#### [YOUR INSTRUCTIONS]
Make an exact copy of the records, with the images left out.

── PROVIDED ENTRIES ──

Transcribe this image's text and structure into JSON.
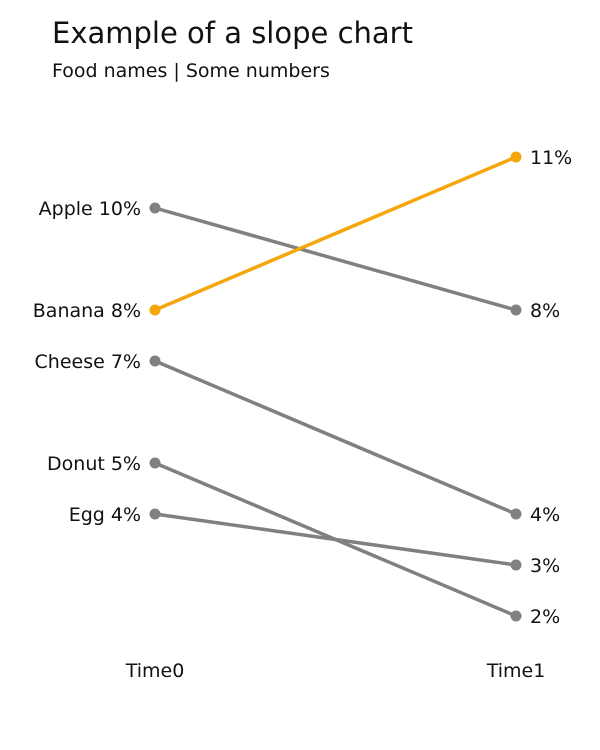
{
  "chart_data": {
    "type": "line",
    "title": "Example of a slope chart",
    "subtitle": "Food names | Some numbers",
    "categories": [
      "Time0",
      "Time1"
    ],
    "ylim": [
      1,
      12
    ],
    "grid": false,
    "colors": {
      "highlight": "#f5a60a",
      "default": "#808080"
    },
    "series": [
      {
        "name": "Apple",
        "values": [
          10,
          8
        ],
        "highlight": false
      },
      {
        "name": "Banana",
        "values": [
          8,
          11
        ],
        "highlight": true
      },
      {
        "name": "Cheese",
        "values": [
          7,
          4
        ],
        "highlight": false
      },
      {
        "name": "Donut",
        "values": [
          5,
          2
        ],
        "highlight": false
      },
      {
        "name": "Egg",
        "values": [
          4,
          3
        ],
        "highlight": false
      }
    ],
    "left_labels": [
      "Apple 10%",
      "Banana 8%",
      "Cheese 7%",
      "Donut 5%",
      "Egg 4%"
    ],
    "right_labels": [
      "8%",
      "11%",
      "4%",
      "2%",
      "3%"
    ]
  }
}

───

#### [SOLUTION TO THE PROBLEM]
Transcribe this image's text and structure into JSON.
{
  "chart_data": {
    "type": "line",
    "title": "Example of a slope chart",
    "subtitle": "Food names | Some numbers",
    "categories": [
      "Time0",
      "Time1"
    ],
    "ylim": [
      1,
      12
    ],
    "grid": false,
    "colors": {
      "highlight": "#f5a60a",
      "default": "#808080"
    },
    "series": [
      {
        "name": "Apple",
        "values": [
          10,
          8
        ],
        "highlight": false
      },
      {
        "name": "Banana",
        "values": [
          8,
          11
        ],
        "highlight": true
      },
      {
        "name": "Cheese",
        "values": [
          7,
          4
        ],
        "highlight": false
      },
      {
        "name": "Donut",
        "values": [
          5,
          2
        ],
        "highlight": false
      },
      {
        "name": "Egg",
        "values": [
          4,
          3
        ],
        "highlight": false
      }
    ],
    "left_labels": [
      "Apple 10%",
      "Banana 8%",
      "Cheese 7%",
      "Donut 5%",
      "Egg 4%"
    ],
    "right_labels": [
      "8%",
      "11%",
      "4%",
      "2%",
      "3%"
    ]
  }
}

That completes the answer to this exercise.